▶ [Input data]
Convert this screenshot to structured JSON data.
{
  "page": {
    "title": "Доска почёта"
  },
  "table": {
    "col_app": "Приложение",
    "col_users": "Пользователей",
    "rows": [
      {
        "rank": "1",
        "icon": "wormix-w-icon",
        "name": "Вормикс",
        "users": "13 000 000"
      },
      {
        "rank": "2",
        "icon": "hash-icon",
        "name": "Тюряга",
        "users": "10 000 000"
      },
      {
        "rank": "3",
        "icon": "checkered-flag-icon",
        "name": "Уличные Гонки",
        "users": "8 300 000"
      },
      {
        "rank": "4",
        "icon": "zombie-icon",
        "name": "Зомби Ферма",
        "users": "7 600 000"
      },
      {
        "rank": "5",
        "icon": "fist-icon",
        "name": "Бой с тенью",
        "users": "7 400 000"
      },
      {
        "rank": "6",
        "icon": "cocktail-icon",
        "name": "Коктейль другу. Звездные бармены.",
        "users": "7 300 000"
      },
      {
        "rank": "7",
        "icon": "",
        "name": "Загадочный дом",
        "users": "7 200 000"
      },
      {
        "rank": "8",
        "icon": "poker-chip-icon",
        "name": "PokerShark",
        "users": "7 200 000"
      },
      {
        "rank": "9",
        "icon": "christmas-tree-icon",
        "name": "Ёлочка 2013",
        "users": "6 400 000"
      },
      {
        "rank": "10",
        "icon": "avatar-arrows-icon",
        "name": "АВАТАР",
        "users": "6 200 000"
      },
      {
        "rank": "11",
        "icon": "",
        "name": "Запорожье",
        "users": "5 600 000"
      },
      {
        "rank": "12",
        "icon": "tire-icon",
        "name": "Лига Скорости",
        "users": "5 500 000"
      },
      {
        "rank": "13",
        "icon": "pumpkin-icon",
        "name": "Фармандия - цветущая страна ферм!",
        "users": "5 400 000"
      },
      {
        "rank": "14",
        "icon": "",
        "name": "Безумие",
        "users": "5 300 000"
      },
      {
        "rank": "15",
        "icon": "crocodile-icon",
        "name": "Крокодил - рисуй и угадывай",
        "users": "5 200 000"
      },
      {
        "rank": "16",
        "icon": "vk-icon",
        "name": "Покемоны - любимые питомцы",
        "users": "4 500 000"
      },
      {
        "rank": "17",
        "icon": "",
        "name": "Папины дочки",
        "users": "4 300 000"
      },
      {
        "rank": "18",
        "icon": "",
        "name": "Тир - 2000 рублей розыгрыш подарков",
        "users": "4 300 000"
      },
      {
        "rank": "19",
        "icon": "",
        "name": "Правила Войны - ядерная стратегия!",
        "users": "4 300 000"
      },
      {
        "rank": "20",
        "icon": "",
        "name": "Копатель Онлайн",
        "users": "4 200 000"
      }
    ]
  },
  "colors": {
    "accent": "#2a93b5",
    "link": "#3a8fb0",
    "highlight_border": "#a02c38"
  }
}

▶ [Directions for this task] Quote the entire listing above exactly.

▶ [Exercise result]
Convert this screenshot to structured JSON data.
{
  "page": {
    "title": "Доска почёта"
  },
  "table": {
    "col_app": "Приложение",
    "col_users": "Пользователей",
    "rows": [
      {
        "rank": "1",
        "icon": "wormix-w-icon",
        "name": "Вормикс",
        "users": "13 000 000"
      },
      {
        "rank": "2",
        "icon": "hash-icon",
        "name": "Тюряга",
        "users": "10 000 000"
      },
      {
        "rank": "3",
        "icon": "checkered-flag-icon",
        "name": "Уличные Гонки",
        "users": "8 300 000"
      },
      {
        "rank": "4",
        "icon": "zombie-icon",
        "name": "Зомби Ферма",
        "users": "7 600 000"
      },
      {
        "rank": "5",
        "icon": "fist-icon",
        "name": "Бой с тенью",
        "users": "7 400 000"
      },
      {
        "rank": "6",
        "icon": "cocktail-icon",
        "name": "Коктейль другу. Звездные бармены.",
        "users": "7 300 000"
      },
      {
        "rank": "7",
        "icon": "",
        "name": "Загадочный дом",
        "users": "7 200 000"
      },
      {
        "rank": "8",
        "icon": "poker-chip-icon",
        "name": "PokerShark",
        "users": "7 200 000"
      },
      {
        "rank": "9",
        "icon": "christmas-tree-icon",
        "name": "Ёлочка 2013",
        "users": "6 400 000"
      },
      {
        "rank": "10",
        "icon": "avatar-arrows-icon",
        "name": "АВАТАР",
        "users": "6 200 000"
      },
      {
        "rank": "11",
        "icon": "",
        "name": "Запорожье",
        "users": "5 600 000"
      },
      {
        "rank": "12",
        "icon": "tire-icon",
        "name": "Лига Скорости",
        "users": "5 500 000"
      },
      {
        "rank": "13",
        "icon": "pumpkin-icon",
        "name": "Фармандия - цветущая страна ферм!",
        "users": "5 400 000"
      },
      {
        "rank": "14",
        "icon": "",
        "name": "Безумие",
        "users": "5 300 000"
      },
      {
        "rank": "15",
        "icon": "crocodile-icon",
        "name": "Крокодил - рисуй и угадывай",
        "users": "5 200 000"
      },
      {
        "rank": "16",
        "icon": "vk-icon",
        "name": "Покемоны - любимые питомцы",
        "users": "4 500 000"
      },
      {
        "rank": "17",
        "icon": "",
        "name": "Папины дочки",
        "users": "4 300 000"
      },
      {
        "rank": "18",
        "icon": "",
        "name": "Тир - 2000 рублей розыгрыш подарков",
        "users": "4 300 000"
      },
      {
        "rank": "19",
        "icon": "",
        "name": "Правила Войны - ядерная стратегия!",
        "users": "4 300 000"
      },
      {
        "rank": "20",
        "icon": "",
        "name": "Копатель Онлайн",
        "users": "4 200 000"
      }
    ]
  },
  "colors": {
    "accent": "#2a93b5",
    "link": "#3a8fb0",
    "highlight_border": "#a02c38"
  }
}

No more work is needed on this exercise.